*Short exercise:* Every line with the string "days" should be gathered.
-- start Data extract --
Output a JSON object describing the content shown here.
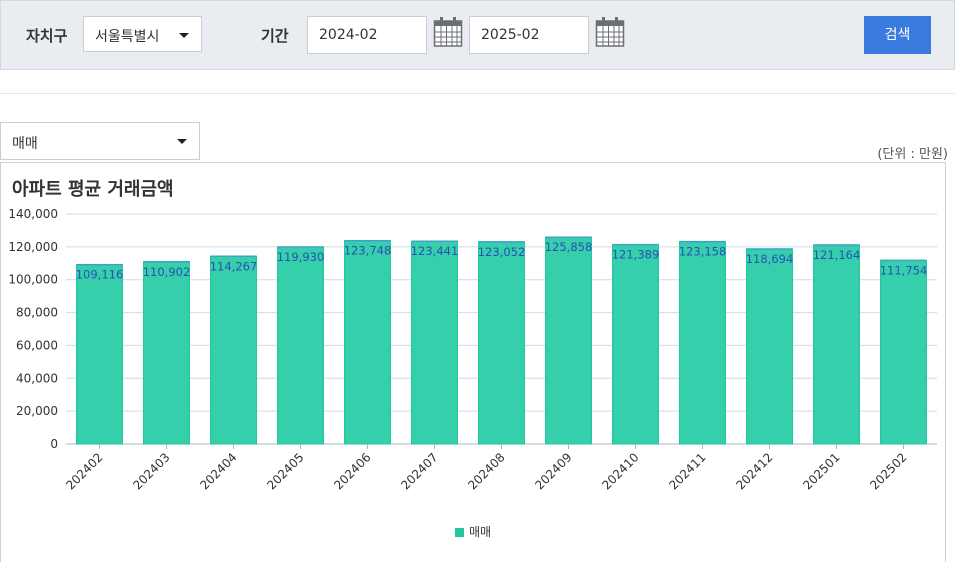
{
  "filter": {
    "region_label": "자치구",
    "region_value": "서울특별시",
    "period_label": "기간",
    "start": "2024-02",
    "end": "2025-02",
    "search_label": "검색"
  },
  "type_select": "매매",
  "unit": "(단위 : 만원)",
  "chart_title": "아파트 평균 거래금액",
  "chart_data": {
    "type": "bar",
    "title": "아파트 평균 거래금액",
    "categories": [
      "202402",
      "202403",
      "202404",
      "202405",
      "202406",
      "202407",
      "202408",
      "202409",
      "202410",
      "202411",
      "202412",
      "202501",
      "202502"
    ],
    "series": [
      {
        "name": "매매",
        "values": [
          109116,
          110902,
          114267,
          119930,
          123748,
          123441,
          123052,
          125858,
          121389,
          123158,
          118694,
          121164,
          111754
        ],
        "color": "#22c79c"
      }
    ],
    "ylim": [
      0,
      140000
    ],
    "yticks": [
      0,
      20000,
      40000,
      60000,
      80000,
      100000,
      120000,
      140000
    ],
    "grid": true,
    "legend": "bottom"
  }
}
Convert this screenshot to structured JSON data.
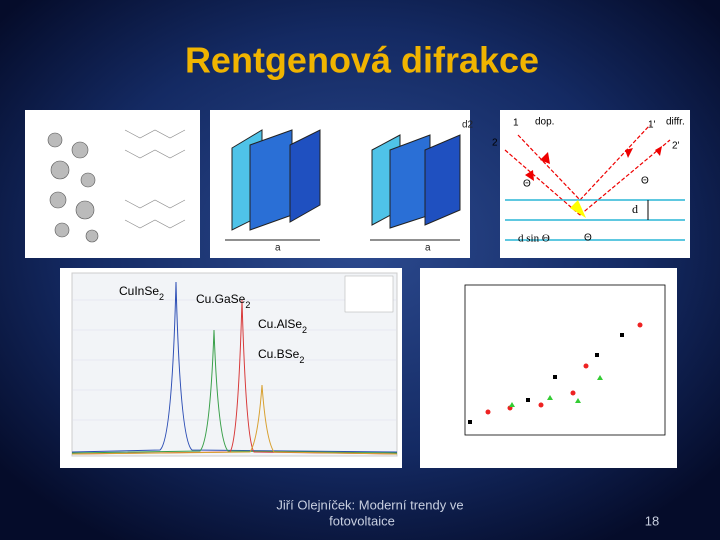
{
  "header": {
    "title": "Rentgenová difrakce"
  },
  "diffraction": {
    "labels": [
      "1",
      "dop.",
      "1'",
      "diffr.",
      "2",
      "2'",
      "Θ",
      "Θ",
      "d",
      "d sin Θ",
      "Θ"
    ]
  },
  "crystal": {
    "labels": [
      "d2",
      "a",
      "a"
    ]
  },
  "spectrum": {
    "labels": [
      {
        "text": "CuInSe",
        "sub": "2"
      },
      {
        "text": "Cu.GaSe",
        "sub": "2"
      },
      {
        "text": "Cu.AlSe",
        "sub": "2"
      },
      {
        "text": "Cu.BSe",
        "sub": "2"
      }
    ]
  },
  "footer": {
    "author_line1": "Jiří Olejníček: Moderní trendy ve",
    "author_line2": "fotovoltaice",
    "page": "18"
  }
}
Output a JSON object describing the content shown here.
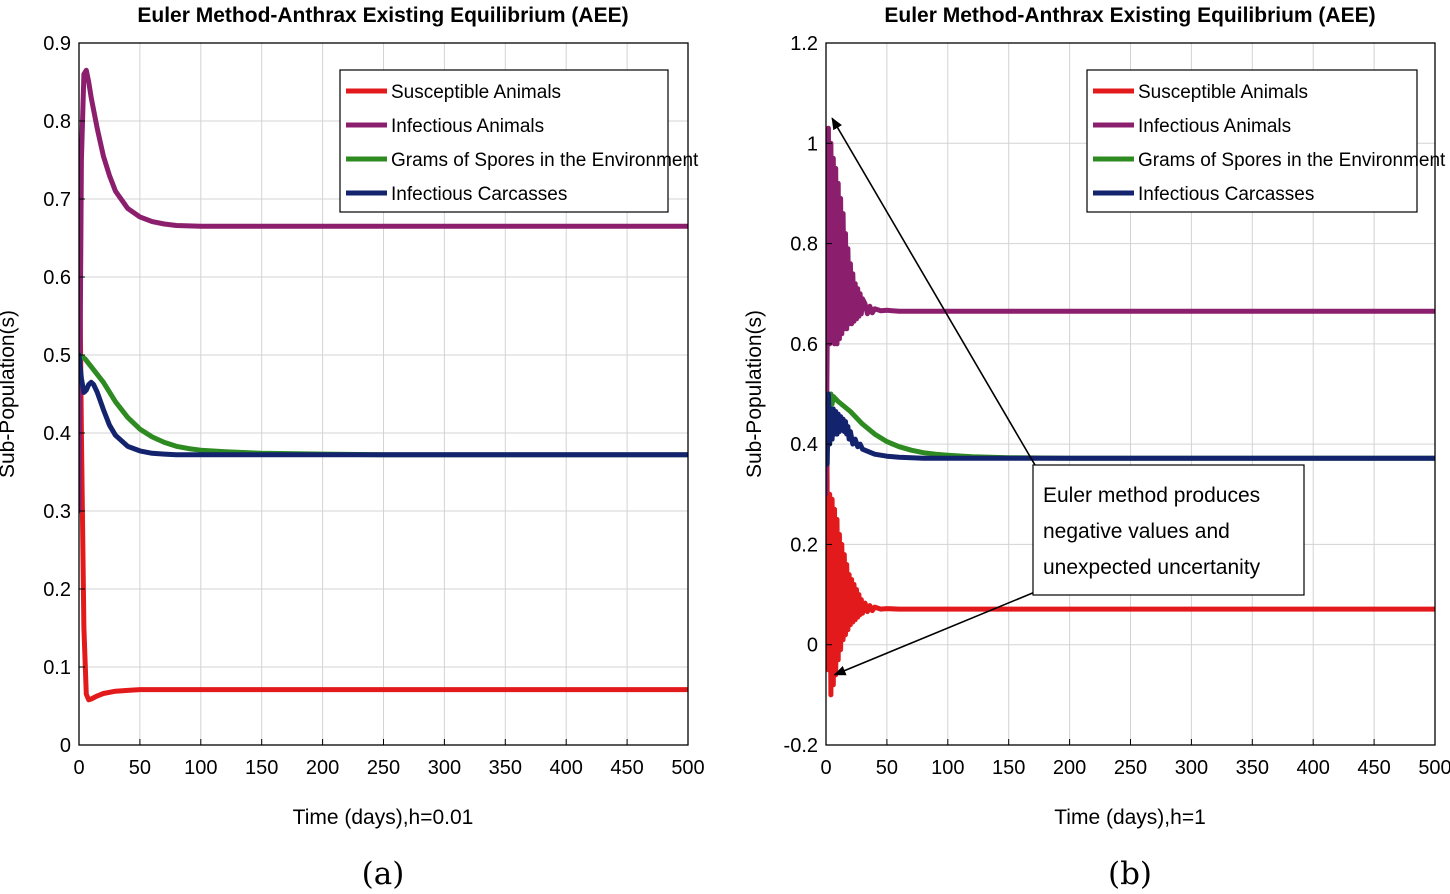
{
  "chart_data": [
    {
      "type": "line",
      "title": "Euler Method-Anthrax Existing Equilibrium (AEE)",
      "xlabel": "Time (days),h=0.01",
      "ylabel": "Sub-Population(s)",
      "panel_label": "(a)",
      "xlim": [
        0,
        500
      ],
      "ylim": [
        0,
        0.9
      ],
      "xticks": [
        0,
        50,
        100,
        150,
        200,
        250,
        300,
        350,
        400,
        450,
        500
      ],
      "yticks": [
        0,
        0.1,
        0.2,
        0.3,
        0.4,
        0.5,
        0.6,
        0.7,
        0.8,
        0.9
      ],
      "grid": true,
      "legend_position": "top-right",
      "series": [
        {
          "name": "Susceptible Animals",
          "color": "#e31a1c",
          "x": [
            0,
            2,
            4,
            6,
            8,
            10,
            15,
            20,
            30,
            40,
            50,
            70,
            100,
            150,
            500
          ],
          "y": [
            0.7,
            0.4,
            0.15,
            0.065,
            0.058,
            0.059,
            0.063,
            0.066,
            0.069,
            0.07,
            0.071,
            0.071,
            0.071,
            0.071,
            0.071
          ]
        },
        {
          "name": "Infectious Animals",
          "color": "#8b1f6e",
          "x": [
            0,
            2,
            4,
            6,
            8,
            10,
            15,
            20,
            25,
            30,
            40,
            50,
            60,
            70,
            80,
            100,
            150,
            500
          ],
          "y": [
            0.3,
            0.75,
            0.86,
            0.865,
            0.85,
            0.83,
            0.79,
            0.755,
            0.73,
            0.71,
            0.688,
            0.677,
            0.671,
            0.668,
            0.666,
            0.665,
            0.665,
            0.665
          ]
        },
        {
          "name": "Grams of Spores in the Environment",
          "color": "#2e8b22",
          "x": [
            0,
            5,
            10,
            20,
            30,
            40,
            50,
            60,
            70,
            80,
            90,
            100,
            120,
            150,
            200,
            250,
            500
          ],
          "y": [
            0.5,
            0.495,
            0.485,
            0.465,
            0.44,
            0.42,
            0.405,
            0.395,
            0.388,
            0.383,
            0.38,
            0.378,
            0.376,
            0.374,
            0.373,
            0.372,
            0.372
          ]
        },
        {
          "name": "Infectious Carcasses",
          "color": "#14236e",
          "x": [
            0,
            2,
            4,
            6,
            8,
            10,
            12,
            15,
            20,
            25,
            30,
            40,
            50,
            60,
            70,
            80,
            100,
            150,
            500
          ],
          "y": [
            0.5,
            0.47,
            0.452,
            0.455,
            0.462,
            0.465,
            0.462,
            0.452,
            0.43,
            0.41,
            0.397,
            0.383,
            0.377,
            0.374,
            0.373,
            0.372,
            0.372,
            0.372,
            0.372
          ]
        }
      ]
    },
    {
      "type": "line",
      "title": "Euler Method-Anthrax Existing Equilibrium (AEE)",
      "xlabel": "Time (days),h=1",
      "ylabel": "Sub-Population(s)",
      "panel_label": "(b)",
      "xlim": [
        0,
        500
      ],
      "ylim": [
        -0.2,
        1.2
      ],
      "xticks": [
        0,
        50,
        100,
        150,
        200,
        250,
        300,
        350,
        400,
        450,
        500
      ],
      "yticks": [
        -0.2,
        0,
        0.2,
        0.4,
        0.6,
        0.8,
        1,
        1.2
      ],
      "grid": true,
      "legend_position": "top-right",
      "series": [
        {
          "name": "Susceptible Animals",
          "color": "#e31a1c",
          "x": [
            0,
            1,
            2,
            3,
            4,
            5,
            6,
            7,
            8,
            9,
            10,
            11,
            12,
            13,
            14,
            15,
            16,
            17,
            18,
            19,
            20,
            21,
            22,
            23,
            24,
            25,
            26,
            27,
            28,
            29,
            30,
            32,
            34,
            36,
            38,
            40,
            45,
            50,
            60,
            80,
            100,
            500
          ],
          "y": [
            0.7,
            0.3,
            -0.05,
            0.3,
            -0.1,
            0.29,
            -0.08,
            0.27,
            -0.06,
            0.25,
            -0.03,
            0.22,
            -0.01,
            0.2,
            0.01,
            0.18,
            0.02,
            0.16,
            0.03,
            0.14,
            0.04,
            0.13,
            0.045,
            0.12,
            0.05,
            0.11,
            0.055,
            0.1,
            0.06,
            0.09,
            0.063,
            0.083,
            0.066,
            0.078,
            0.068,
            0.075,
            0.071,
            0.072,
            0.071,
            0.071,
            0.071,
            0.071
          ]
        },
        {
          "name": "Infectious Animals",
          "color": "#8b1f6e",
          "x": [
            0,
            1,
            2,
            3,
            4,
            5,
            6,
            7,
            8,
            9,
            10,
            11,
            12,
            13,
            14,
            15,
            16,
            17,
            18,
            19,
            20,
            21,
            22,
            23,
            24,
            25,
            26,
            27,
            28,
            29,
            30,
            32,
            34,
            36,
            38,
            40,
            45,
            50,
            60,
            80,
            100,
            500
          ],
          "y": [
            0.3,
            0.6,
            1.03,
            0.6,
            1.0,
            0.62,
            0.97,
            0.6,
            0.95,
            0.6,
            0.92,
            0.61,
            0.89,
            0.62,
            0.86,
            0.63,
            0.82,
            0.63,
            0.79,
            0.64,
            0.76,
            0.64,
            0.74,
            0.645,
            0.72,
            0.65,
            0.71,
            0.655,
            0.7,
            0.66,
            0.69,
            0.68,
            0.66,
            0.675,
            0.662,
            0.67,
            0.666,
            0.667,
            0.665,
            0.665,
            0.665,
            0.665
          ]
        },
        {
          "name": "Grams of Spores in the Environment",
          "color": "#2e8b22",
          "x": [
            0,
            1,
            2,
            3,
            4,
            5,
            6,
            8,
            10,
            15,
            20,
            30,
            40,
            50,
            60,
            70,
            80,
            90,
            100,
            120,
            150,
            200,
            500
          ],
          "y": [
            0.5,
            0.42,
            0.5,
            0.47,
            0.5,
            0.48,
            0.495,
            0.49,
            0.485,
            0.475,
            0.465,
            0.44,
            0.42,
            0.405,
            0.395,
            0.388,
            0.383,
            0.38,
            0.378,
            0.375,
            0.373,
            0.372,
            0.372
          ]
        },
        {
          "name": "Infectious Carcasses",
          "color": "#14236e",
          "x": [
            0,
            1,
            2,
            3,
            4,
            5,
            6,
            7,
            8,
            9,
            10,
            11,
            12,
            13,
            14,
            15,
            16,
            17,
            18,
            19,
            20,
            22,
            24,
            26,
            28,
            30,
            35,
            40,
            50,
            60,
            80,
            100,
            500
          ],
          "y": [
            0.5,
            0.36,
            0.5,
            0.4,
            0.47,
            0.41,
            0.47,
            0.42,
            0.465,
            0.42,
            0.46,
            0.425,
            0.455,
            0.43,
            0.45,
            0.425,
            0.445,
            0.42,
            0.435,
            0.41,
            0.425,
            0.4,
            0.41,
            0.395,
            0.4,
            0.39,
            0.385,
            0.38,
            0.376,
            0.374,
            0.372,
            0.372,
            0.372
          ]
        }
      ],
      "annotation": {
        "lines": [
          "Euler method produces",
          "negative values and",
          "unexpected uncertanity"
        ],
        "arrows_to": [
          {
            "x": 5,
            "y": 1.05
          },
          {
            "x": 7,
            "y": -0.06
          }
        ]
      }
    }
  ]
}
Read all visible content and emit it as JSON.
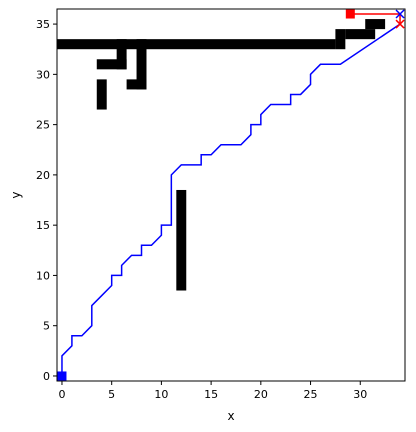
{
  "chart_data": {
    "type": "line",
    "xlabel": "x",
    "ylabel": "y",
    "xlim": [
      -0.5,
      34.5
    ],
    "ylim": [
      -0.5,
      36.5
    ],
    "x_ticks": [
      0,
      5,
      10,
      15,
      20,
      25,
      30
    ],
    "y_ticks": [
      0,
      5,
      10,
      15,
      20,
      25,
      30,
      35
    ],
    "grid": false,
    "colors": {
      "path_blue": "#0000ff",
      "path_red": "#ff0000",
      "obstacle": "#000000"
    },
    "obstacles": [
      {
        "x": [
          -0.5,
          27.5
        ],
        "y": [
          32.5,
          33.5
        ]
      },
      {
        "x": [
          5.5,
          6.5
        ],
        "y": [
          30.5,
          33.5
        ]
      },
      {
        "x": [
          3.5,
          6.5
        ],
        "y": [
          30.5,
          31.5
        ]
      },
      {
        "x": [
          3.5,
          4.5
        ],
        "y": [
          26.5,
          29.5
        ]
      },
      {
        "x": [
          7.5,
          8.5
        ],
        "y": [
          28.5,
          33.5
        ]
      },
      {
        "x": [
          6.5,
          8.5
        ],
        "y": [
          28.5,
          29.5
        ]
      },
      {
        "x": [
          27.5,
          28.5
        ],
        "y": [
          32.5,
          34.5
        ]
      },
      {
        "x": [
          28.5,
          31.5
        ],
        "y": [
          33.5,
          34.5
        ]
      },
      {
        "x": [
          30.5,
          32.5
        ],
        "y": [
          34.5,
          35.5
        ]
      },
      {
        "x": [
          11.5,
          12.5
        ],
        "y": [
          8.5,
          18.5
        ]
      }
    ],
    "series": [
      {
        "color": "#0000ff",
        "marker_start": "square",
        "x": [
          0,
          0,
          1,
          1,
          2,
          3,
          3,
          4,
          5,
          5,
          6,
          6,
          7,
          8,
          8,
          9,
          10,
          10,
          11,
          11,
          12,
          14,
          14,
          15,
          16,
          18,
          19,
          19,
          20,
          20,
          21,
          23,
          23,
          24,
          25,
          25,
          26,
          28,
          34
        ],
        "y": [
          0,
          2,
          3,
          4,
          4,
          5,
          7,
          8,
          9,
          10,
          10,
          11,
          12,
          12,
          13,
          13,
          14,
          15,
          15,
          20,
          21,
          21,
          22,
          22,
          23,
          23,
          24,
          25,
          25,
          26,
          27,
          27,
          28,
          28,
          29,
          30,
          31,
          31,
          35
        ]
      },
      {
        "color": "#ff0000",
        "marker_start": "square",
        "marker_end": "x",
        "x": [
          29,
          34,
          34
        ],
        "y": [
          36,
          36,
          35
        ]
      }
    ]
  }
}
-- end Data extract --
*Written reply:*
      "xlabel": "Time (days),h=0.01",
      "xlabel": "Time (days),h=1",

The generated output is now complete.